Search the records below for the word "color" and show every line where it occurs.

(Dataset records on visual material)
----------------

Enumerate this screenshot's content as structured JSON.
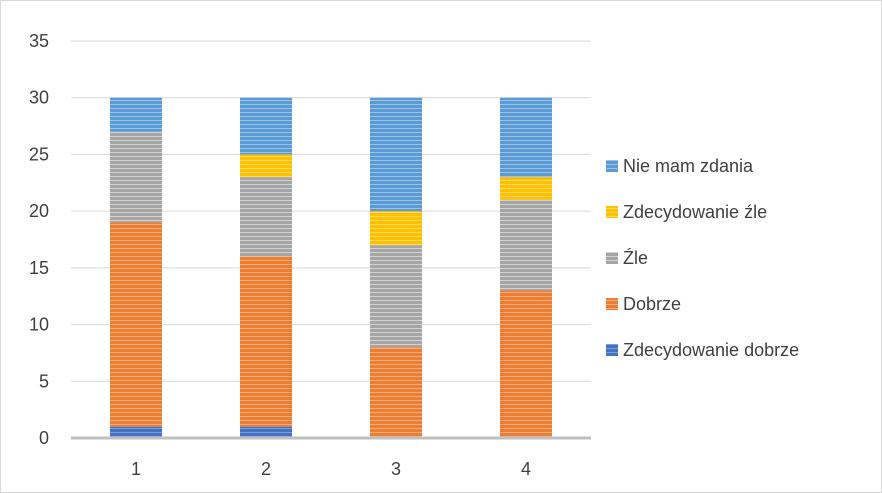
{
  "chart_data": {
    "type": "bar",
    "stacked": true,
    "categories": [
      "1",
      "2",
      "3",
      "4"
    ],
    "series": [
      {
        "name": "Zdecydowanie dobrze",
        "values": [
          1,
          1,
          0,
          0
        ],
        "color": "#4472c4"
      },
      {
        "name": "Dobrze",
        "values": [
          18,
          15,
          8,
          13
        ],
        "color": "#ed7d31"
      },
      {
        "name": "Źle",
        "values": [
          8,
          7,
          9,
          8
        ],
        "color": "#a5a5a5"
      },
      {
        "name": "Zdecydowanie źle",
        "values": [
          0,
          2,
          3,
          2
        ],
        "color": "#ffc000"
      },
      {
        "name": "Nie mam zdania",
        "values": [
          3,
          5,
          10,
          7
        ],
        "color": "#5b9bd5"
      }
    ],
    "ylim": [
      0,
      35
    ],
    "yticks": [
      0,
      5,
      10,
      15,
      20,
      25,
      30,
      35
    ],
    "grid": true,
    "legend": "right"
  }
}
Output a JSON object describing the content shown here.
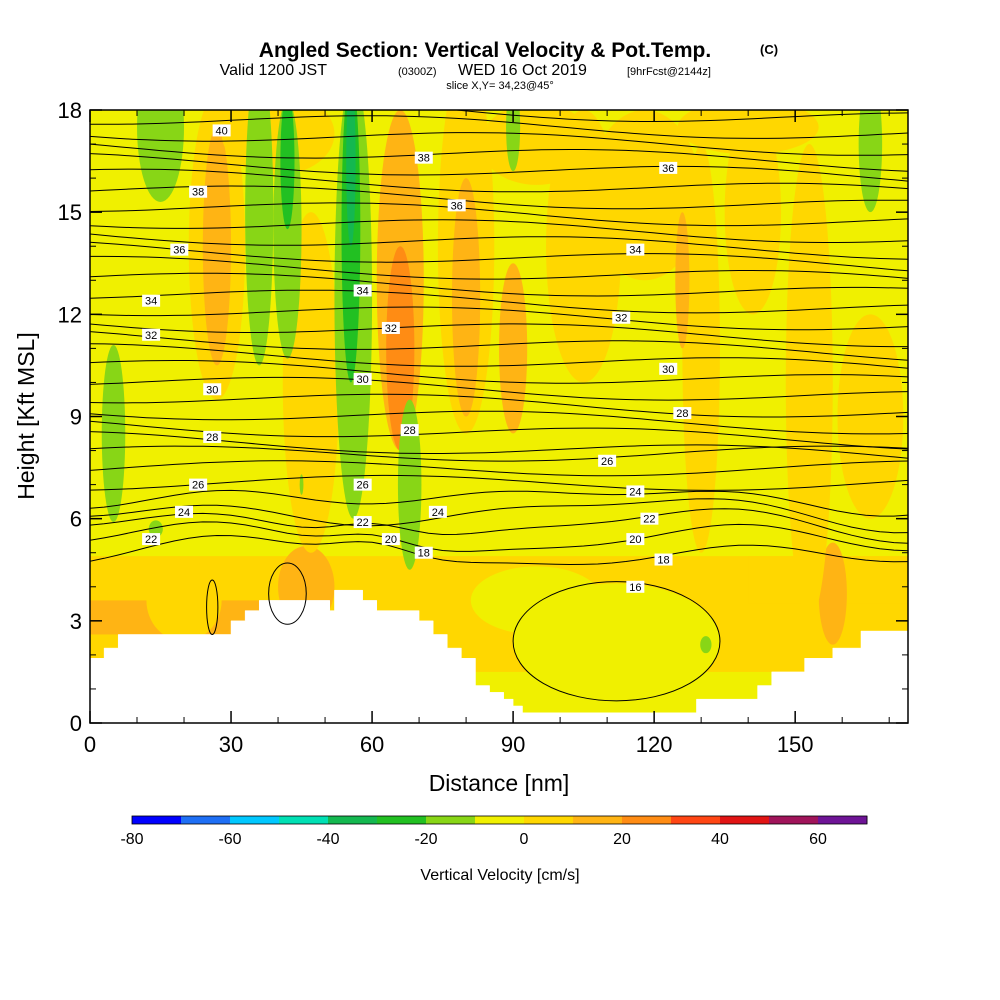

----------------

Solved problem —
        "color": "#4472c4"
        "color": "#ed7d31"
        "color": "#a5a5a5"
        "color": "#ffc000"
        "color": "#5b9bd5"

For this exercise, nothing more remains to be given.